◆ **Task statement**:
Each record below should be output verbatim, without pictures.

◆ **Available records**:
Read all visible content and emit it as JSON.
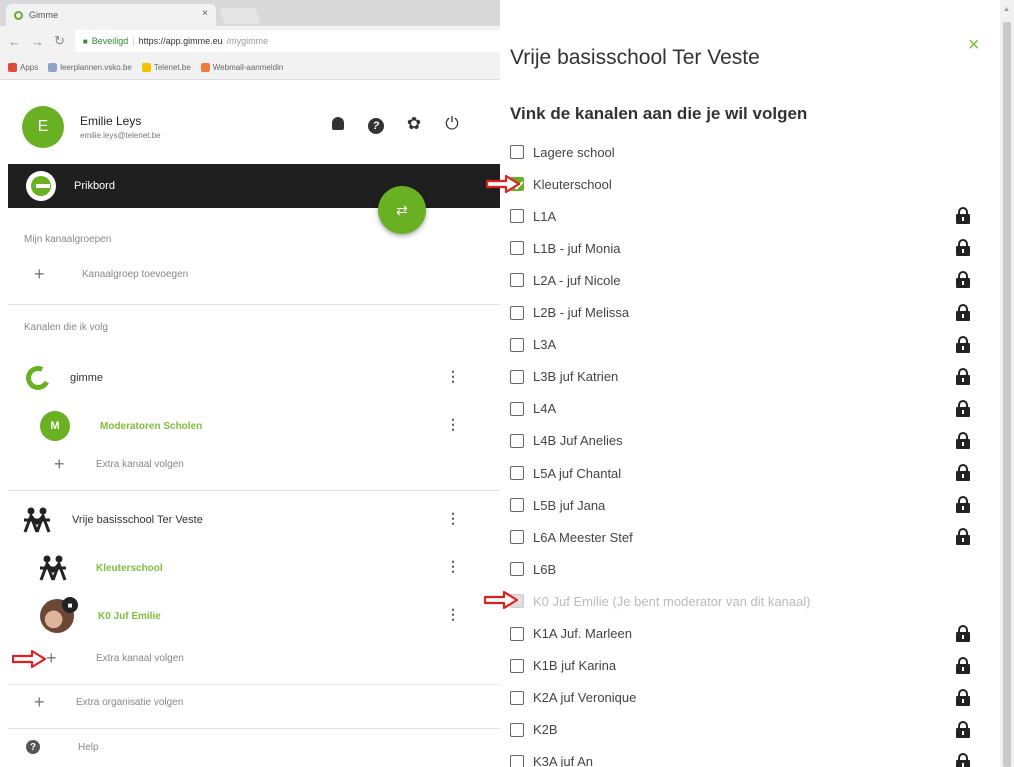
{
  "browser": {
    "tab_title": "Gimme",
    "tab_close": "×",
    "secure_label": "Beveiligd",
    "url_host": "https://app.gimme.eu",
    "url_path": "/mygimme",
    "bookmarks": [
      {
        "label": "Apps",
        "color": "#e14b3b"
      },
      {
        "label": "leerplannen.vsko.be",
        "color": "#8aa3c7"
      },
      {
        "label": "Telenet.be",
        "color": "#f5c100"
      },
      {
        "label": "Webmail-aanmeldin",
        "color": "#f07a3a"
      }
    ]
  },
  "sidebar": {
    "user": {
      "avatar_letter": "E",
      "name": "Emilie Leys",
      "email": "emilie.leys@telenet.be"
    },
    "header_icons": [
      "bell-icon",
      "help-icon",
      "gear-icon",
      "power-icon"
    ],
    "prikbord_label": "Prikbord",
    "fab_icon": "⇄",
    "channelgroups_title": "Mijn kanaalgroepen",
    "add_channelgroup": "Kanaalgroep toevoegen",
    "followed_title": "Kanalen die ik volg",
    "orgs": [
      {
        "name": "gimme",
        "channels": [
          {
            "avatar_letter": "M",
            "name": "Moderatoren Scholen"
          }
        ],
        "extra": "Extra kanaal volgen"
      },
      {
        "name": "Vrije basisschool Ter Veste",
        "channels": [
          {
            "name": "Kleuterschool"
          },
          {
            "name": "K0 Juf Emilie"
          }
        ],
        "extra": "Extra kanaal volgen"
      }
    ],
    "extra_org": "Extra organisatie volgen",
    "help": "Help",
    "plus": "+",
    "kebab": "⋮"
  },
  "dialog": {
    "title": "Vrije basisschool Ter Veste",
    "close": "×",
    "subtitle": "Vink de kanalen aan die je wil volgen",
    "channels": [
      {
        "label": "Lagere school",
        "checked": false,
        "locked": false
      },
      {
        "label": "Kleuterschool",
        "checked": true,
        "locked": false
      },
      {
        "label": "L1A",
        "checked": false,
        "locked": true
      },
      {
        "label": "L1B - juf Monia",
        "checked": false,
        "locked": true
      },
      {
        "label": "L2A - juf Nicole",
        "checked": false,
        "locked": true
      },
      {
        "label": "L2B - juf Melissa",
        "checked": false,
        "locked": true
      },
      {
        "label": "L3A",
        "checked": false,
        "locked": true
      },
      {
        "label": "L3B juf Katrien",
        "checked": false,
        "locked": true
      },
      {
        "label": "L4A",
        "checked": false,
        "locked": true
      },
      {
        "label": "L4B Juf Anelies",
        "checked": false,
        "locked": true
      },
      {
        "label": "L5A juf Chantal",
        "checked": false,
        "locked": true
      },
      {
        "label": "L5B juf Jana",
        "checked": false,
        "locked": true
      },
      {
        "label": "L6A Meester Stef",
        "checked": false,
        "locked": true
      },
      {
        "label": "L6B",
        "checked": false,
        "locked": false
      },
      {
        "label": "K0 Juf Emilie (Je bent moderator van dit kanaal)",
        "checked": false,
        "locked": false,
        "disabled": true
      },
      {
        "label": "K1A Juf. Marleen",
        "checked": false,
        "locked": true
      },
      {
        "label": "K1B juf Karina",
        "checked": false,
        "locked": true
      },
      {
        "label": "K2A juf Veronique",
        "checked": false,
        "locked": true
      },
      {
        "label": "K2B",
        "checked": false,
        "locked": true
      },
      {
        "label": "K3A juf An",
        "checked": false,
        "locked": true
      }
    ]
  },
  "colors": {
    "accent_green": "#6ab023",
    "annotation_red": "#e02020"
  }
}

◆ **Written response**:
Read all visible content and emit it as JSON.
{
  "browser": {
    "tab_title": "Gimme",
    "tab_close": "×",
    "secure_label": "Beveiligd",
    "url_host": "https://app.gimme.eu",
    "url_path": "/mygimme",
    "bookmarks": [
      {
        "label": "Apps",
        "color": "#e14b3b"
      },
      {
        "label": "leerplannen.vsko.be",
        "color": "#8aa3c7"
      },
      {
        "label": "Telenet.be",
        "color": "#f5c100"
      },
      {
        "label": "Webmail-aanmeldin",
        "color": "#f07a3a"
      }
    ]
  },
  "sidebar": {
    "user": {
      "avatar_letter": "E",
      "name": "Emilie Leys",
      "email": "emilie.leys@telenet.be"
    },
    "header_icons": [
      "bell-icon",
      "help-icon",
      "gear-icon",
      "power-icon"
    ],
    "prikbord_label": "Prikbord",
    "fab_icon": "⇄",
    "channelgroups_title": "Mijn kanaalgroepen",
    "add_channelgroup": "Kanaalgroep toevoegen",
    "followed_title": "Kanalen die ik volg",
    "orgs": [
      {
        "name": "gimme",
        "channels": [
          {
            "avatar_letter": "M",
            "name": "Moderatoren Scholen"
          }
        ],
        "extra": "Extra kanaal volgen"
      },
      {
        "name": "Vrije basisschool Ter Veste",
        "channels": [
          {
            "name": "Kleuterschool"
          },
          {
            "name": "K0 Juf Emilie"
          }
        ],
        "extra": "Extra kanaal volgen"
      }
    ],
    "extra_org": "Extra organisatie volgen",
    "help": "Help",
    "plus": "+",
    "kebab": "⋮"
  },
  "dialog": {
    "title": "Vrije basisschool Ter Veste",
    "close": "×",
    "subtitle": "Vink de kanalen aan die je wil volgen",
    "channels": [
      {
        "label": "Lagere school",
        "checked": false,
        "locked": false
      },
      {
        "label": "Kleuterschool",
        "checked": true,
        "locked": false
      },
      {
        "label": "L1A",
        "checked": false,
        "locked": true
      },
      {
        "label": "L1B - juf Monia",
        "checked": false,
        "locked": true
      },
      {
        "label": "L2A - juf Nicole",
        "checked": false,
        "locked": true
      },
      {
        "label": "L2B - juf Melissa",
        "checked": false,
        "locked": true
      },
      {
        "label": "L3A",
        "checked": false,
        "locked": true
      },
      {
        "label": "L3B juf Katrien",
        "checked": false,
        "locked": true
      },
      {
        "label": "L4A",
        "checked": false,
        "locked": true
      },
      {
        "label": "L4B Juf Anelies",
        "checked": false,
        "locked": true
      },
      {
        "label": "L5A juf Chantal",
        "checked": false,
        "locked": true
      },
      {
        "label": "L5B juf Jana",
        "checked": false,
        "locked": true
      },
      {
        "label": "L6A Meester Stef",
        "checked": false,
        "locked": true
      },
      {
        "label": "L6B",
        "checked": false,
        "locked": false
      },
      {
        "label": "K0 Juf Emilie (Je bent moderator van dit kanaal)",
        "checked": false,
        "locked": false,
        "disabled": true
      },
      {
        "label": "K1A Juf. Marleen",
        "checked": false,
        "locked": true
      },
      {
        "label": "K1B juf Karina",
        "checked": false,
        "locked": true
      },
      {
        "label": "K2A juf Veronique",
        "checked": false,
        "locked": true
      },
      {
        "label": "K2B",
        "checked": false,
        "locked": true
      },
      {
        "label": "K3A juf An",
        "checked": false,
        "locked": true
      }
    ]
  },
  "colors": {
    "accent_green": "#6ab023",
    "annotation_red": "#e02020"
  }
}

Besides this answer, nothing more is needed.